▸ Objective
In the material below, find how many lines contain the string "months". Write only that number.

▸ Records supplied

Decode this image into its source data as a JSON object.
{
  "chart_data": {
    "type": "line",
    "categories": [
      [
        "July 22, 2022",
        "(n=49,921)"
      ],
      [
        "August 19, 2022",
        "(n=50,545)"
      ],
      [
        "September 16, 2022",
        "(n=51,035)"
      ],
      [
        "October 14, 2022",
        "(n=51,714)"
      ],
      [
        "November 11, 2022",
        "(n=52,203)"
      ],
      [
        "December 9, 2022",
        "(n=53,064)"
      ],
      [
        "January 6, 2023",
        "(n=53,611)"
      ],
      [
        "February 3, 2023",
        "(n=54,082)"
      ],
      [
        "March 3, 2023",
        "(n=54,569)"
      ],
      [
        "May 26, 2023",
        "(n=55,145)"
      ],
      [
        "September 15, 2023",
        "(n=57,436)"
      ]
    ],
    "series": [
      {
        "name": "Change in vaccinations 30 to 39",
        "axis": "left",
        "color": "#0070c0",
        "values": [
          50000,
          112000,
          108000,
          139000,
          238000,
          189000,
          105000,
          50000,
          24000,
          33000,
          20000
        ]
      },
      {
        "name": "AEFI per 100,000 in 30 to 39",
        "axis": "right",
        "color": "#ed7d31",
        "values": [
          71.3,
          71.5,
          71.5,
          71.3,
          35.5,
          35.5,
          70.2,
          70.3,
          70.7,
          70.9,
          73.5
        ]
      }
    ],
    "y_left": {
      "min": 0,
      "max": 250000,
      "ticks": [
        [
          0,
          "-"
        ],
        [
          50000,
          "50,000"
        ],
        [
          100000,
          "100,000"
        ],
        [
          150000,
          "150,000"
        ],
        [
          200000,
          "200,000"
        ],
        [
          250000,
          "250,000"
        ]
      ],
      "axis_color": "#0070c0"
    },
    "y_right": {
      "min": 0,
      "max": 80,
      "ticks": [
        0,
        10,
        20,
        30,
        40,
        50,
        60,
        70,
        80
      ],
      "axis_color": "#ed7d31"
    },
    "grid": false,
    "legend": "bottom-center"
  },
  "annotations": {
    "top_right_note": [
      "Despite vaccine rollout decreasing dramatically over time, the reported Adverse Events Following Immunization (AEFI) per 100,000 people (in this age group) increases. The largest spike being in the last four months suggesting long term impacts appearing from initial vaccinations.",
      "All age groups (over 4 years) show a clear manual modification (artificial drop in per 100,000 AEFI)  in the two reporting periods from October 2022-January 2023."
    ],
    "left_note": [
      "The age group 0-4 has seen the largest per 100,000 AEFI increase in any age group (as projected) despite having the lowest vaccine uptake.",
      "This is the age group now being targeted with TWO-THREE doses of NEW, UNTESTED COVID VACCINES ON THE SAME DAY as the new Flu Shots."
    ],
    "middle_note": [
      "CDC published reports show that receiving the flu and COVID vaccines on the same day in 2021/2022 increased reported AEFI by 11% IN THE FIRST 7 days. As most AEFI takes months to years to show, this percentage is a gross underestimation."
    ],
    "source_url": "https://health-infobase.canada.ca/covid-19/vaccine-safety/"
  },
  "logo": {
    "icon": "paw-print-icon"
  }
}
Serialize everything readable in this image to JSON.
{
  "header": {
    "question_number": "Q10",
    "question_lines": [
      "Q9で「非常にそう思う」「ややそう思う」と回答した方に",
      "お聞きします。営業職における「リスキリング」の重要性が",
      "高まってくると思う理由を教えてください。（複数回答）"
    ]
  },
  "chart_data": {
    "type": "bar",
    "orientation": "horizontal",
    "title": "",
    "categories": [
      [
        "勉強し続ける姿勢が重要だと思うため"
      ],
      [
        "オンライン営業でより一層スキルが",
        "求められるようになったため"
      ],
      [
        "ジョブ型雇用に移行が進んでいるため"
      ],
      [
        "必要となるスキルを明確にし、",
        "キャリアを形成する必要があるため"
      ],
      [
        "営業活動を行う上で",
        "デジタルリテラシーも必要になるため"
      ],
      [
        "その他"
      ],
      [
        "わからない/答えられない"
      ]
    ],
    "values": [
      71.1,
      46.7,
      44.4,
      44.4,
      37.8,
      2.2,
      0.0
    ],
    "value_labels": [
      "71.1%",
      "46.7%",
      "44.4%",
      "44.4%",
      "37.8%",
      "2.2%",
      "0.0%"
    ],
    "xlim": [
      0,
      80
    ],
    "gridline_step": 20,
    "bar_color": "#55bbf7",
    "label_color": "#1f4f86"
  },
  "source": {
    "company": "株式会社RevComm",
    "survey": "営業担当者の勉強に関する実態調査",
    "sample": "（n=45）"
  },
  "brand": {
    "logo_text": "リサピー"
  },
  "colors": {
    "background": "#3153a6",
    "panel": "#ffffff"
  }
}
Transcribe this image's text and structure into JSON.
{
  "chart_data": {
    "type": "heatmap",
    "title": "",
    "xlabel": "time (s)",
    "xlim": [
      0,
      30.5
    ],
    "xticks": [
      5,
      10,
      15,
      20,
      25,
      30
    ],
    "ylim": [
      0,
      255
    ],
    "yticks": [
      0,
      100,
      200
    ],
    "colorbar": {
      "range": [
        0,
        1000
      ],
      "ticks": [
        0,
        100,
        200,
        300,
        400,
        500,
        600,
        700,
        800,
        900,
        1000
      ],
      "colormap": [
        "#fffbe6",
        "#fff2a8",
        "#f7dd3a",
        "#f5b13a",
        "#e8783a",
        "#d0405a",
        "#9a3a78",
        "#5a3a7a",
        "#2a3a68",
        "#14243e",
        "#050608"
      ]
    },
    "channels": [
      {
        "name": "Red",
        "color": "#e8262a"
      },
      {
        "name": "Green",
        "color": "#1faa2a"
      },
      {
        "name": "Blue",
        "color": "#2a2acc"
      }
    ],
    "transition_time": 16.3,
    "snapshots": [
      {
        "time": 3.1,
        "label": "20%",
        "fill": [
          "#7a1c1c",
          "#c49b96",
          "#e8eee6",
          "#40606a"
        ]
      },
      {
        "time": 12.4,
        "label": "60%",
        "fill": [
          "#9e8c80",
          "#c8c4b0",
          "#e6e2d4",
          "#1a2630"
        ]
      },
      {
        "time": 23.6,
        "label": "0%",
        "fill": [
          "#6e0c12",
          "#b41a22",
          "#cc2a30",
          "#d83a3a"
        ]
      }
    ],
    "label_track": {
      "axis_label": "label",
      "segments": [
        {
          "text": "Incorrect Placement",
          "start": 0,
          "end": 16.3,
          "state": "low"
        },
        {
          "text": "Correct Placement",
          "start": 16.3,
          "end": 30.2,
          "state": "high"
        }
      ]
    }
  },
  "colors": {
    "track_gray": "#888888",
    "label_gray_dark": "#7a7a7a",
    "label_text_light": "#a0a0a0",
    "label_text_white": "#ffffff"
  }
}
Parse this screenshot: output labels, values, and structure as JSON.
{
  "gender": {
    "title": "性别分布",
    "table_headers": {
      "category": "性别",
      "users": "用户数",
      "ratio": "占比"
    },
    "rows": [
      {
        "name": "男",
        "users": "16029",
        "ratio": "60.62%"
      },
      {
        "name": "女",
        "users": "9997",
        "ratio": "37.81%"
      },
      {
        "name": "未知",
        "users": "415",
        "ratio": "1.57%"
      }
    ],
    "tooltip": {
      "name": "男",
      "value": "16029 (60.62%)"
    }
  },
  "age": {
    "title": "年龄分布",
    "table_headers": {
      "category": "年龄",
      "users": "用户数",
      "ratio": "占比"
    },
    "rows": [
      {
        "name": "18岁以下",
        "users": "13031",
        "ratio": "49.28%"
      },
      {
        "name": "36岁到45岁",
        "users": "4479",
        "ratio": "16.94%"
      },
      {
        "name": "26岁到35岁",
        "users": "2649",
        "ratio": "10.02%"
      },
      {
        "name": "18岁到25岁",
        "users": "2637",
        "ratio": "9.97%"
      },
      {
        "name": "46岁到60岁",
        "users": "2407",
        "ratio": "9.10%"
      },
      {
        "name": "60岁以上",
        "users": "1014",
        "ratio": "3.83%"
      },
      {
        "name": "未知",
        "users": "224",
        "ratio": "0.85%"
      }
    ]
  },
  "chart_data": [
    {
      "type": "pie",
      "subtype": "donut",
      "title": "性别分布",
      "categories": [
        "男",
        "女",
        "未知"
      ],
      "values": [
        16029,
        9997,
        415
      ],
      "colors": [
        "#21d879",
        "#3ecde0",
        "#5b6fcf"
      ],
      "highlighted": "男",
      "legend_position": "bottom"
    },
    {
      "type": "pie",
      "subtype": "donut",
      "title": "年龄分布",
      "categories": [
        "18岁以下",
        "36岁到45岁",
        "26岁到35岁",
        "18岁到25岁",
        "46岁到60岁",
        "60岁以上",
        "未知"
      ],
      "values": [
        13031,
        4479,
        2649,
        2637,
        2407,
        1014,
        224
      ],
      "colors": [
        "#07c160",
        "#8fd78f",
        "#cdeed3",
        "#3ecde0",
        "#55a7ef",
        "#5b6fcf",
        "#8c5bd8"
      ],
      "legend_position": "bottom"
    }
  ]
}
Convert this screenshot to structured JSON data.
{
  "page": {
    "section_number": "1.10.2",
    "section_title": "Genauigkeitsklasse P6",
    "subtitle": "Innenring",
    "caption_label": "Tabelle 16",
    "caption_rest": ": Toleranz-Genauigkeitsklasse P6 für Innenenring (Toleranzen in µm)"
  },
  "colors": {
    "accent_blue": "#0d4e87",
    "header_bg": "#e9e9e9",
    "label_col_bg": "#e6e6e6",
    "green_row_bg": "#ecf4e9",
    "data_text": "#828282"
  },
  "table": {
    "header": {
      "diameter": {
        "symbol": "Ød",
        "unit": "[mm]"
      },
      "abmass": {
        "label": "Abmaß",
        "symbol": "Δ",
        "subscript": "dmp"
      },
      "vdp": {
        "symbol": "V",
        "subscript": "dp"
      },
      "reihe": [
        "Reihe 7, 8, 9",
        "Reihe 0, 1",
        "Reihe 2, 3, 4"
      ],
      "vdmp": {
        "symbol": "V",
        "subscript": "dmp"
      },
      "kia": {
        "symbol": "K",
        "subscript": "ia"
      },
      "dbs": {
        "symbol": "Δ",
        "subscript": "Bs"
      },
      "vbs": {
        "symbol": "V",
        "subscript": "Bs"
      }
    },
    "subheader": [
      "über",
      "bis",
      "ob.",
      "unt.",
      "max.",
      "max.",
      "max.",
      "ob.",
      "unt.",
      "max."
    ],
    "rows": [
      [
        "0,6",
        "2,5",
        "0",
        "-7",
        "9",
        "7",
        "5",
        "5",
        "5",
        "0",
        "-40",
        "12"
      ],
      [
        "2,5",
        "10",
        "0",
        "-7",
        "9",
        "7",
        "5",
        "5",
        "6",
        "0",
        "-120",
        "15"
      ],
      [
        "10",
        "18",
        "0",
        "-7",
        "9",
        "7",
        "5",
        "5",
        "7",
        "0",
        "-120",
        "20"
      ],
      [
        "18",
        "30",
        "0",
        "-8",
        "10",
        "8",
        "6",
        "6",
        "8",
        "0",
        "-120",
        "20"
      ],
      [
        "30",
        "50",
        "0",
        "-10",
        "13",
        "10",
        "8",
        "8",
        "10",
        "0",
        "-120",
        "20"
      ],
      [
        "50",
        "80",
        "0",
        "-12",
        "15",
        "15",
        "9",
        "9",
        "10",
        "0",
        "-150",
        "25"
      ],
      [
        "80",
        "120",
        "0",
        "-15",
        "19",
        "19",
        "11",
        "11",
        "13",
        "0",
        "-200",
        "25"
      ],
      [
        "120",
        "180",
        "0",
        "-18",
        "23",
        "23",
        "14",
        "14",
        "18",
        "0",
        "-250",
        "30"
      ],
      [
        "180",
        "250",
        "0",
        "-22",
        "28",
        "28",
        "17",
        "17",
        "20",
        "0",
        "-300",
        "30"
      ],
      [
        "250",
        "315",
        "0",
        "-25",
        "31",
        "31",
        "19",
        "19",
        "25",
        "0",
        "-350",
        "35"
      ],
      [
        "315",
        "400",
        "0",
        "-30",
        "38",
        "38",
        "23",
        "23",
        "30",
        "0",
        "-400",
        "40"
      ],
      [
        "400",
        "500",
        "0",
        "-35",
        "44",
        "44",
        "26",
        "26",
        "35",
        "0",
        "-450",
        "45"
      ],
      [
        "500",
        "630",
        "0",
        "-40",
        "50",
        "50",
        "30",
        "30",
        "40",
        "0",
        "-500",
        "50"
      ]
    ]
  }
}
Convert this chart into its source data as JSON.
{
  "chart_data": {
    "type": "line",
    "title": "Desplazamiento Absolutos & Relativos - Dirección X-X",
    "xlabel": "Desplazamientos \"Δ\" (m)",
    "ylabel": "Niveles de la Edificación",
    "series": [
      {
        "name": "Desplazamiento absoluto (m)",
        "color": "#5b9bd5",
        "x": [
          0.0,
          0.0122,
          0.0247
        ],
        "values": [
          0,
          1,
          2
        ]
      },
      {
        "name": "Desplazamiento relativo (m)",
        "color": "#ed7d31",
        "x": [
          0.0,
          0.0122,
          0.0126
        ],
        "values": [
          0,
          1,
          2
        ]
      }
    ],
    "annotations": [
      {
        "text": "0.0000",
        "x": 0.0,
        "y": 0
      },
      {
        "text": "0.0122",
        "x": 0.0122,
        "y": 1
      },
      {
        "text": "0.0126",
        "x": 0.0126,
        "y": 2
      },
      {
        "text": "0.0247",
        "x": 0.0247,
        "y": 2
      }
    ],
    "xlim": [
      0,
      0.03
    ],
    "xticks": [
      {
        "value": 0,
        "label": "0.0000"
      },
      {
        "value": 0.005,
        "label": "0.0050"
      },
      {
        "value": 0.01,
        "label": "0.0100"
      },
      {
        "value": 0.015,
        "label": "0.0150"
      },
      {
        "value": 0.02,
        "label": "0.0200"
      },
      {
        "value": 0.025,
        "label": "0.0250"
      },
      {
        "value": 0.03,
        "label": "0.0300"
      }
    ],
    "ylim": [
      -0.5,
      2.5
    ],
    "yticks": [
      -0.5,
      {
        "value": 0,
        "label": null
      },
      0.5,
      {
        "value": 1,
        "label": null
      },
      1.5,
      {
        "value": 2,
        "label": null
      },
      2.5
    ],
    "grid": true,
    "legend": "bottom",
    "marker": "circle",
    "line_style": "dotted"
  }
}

▸ Final answer
2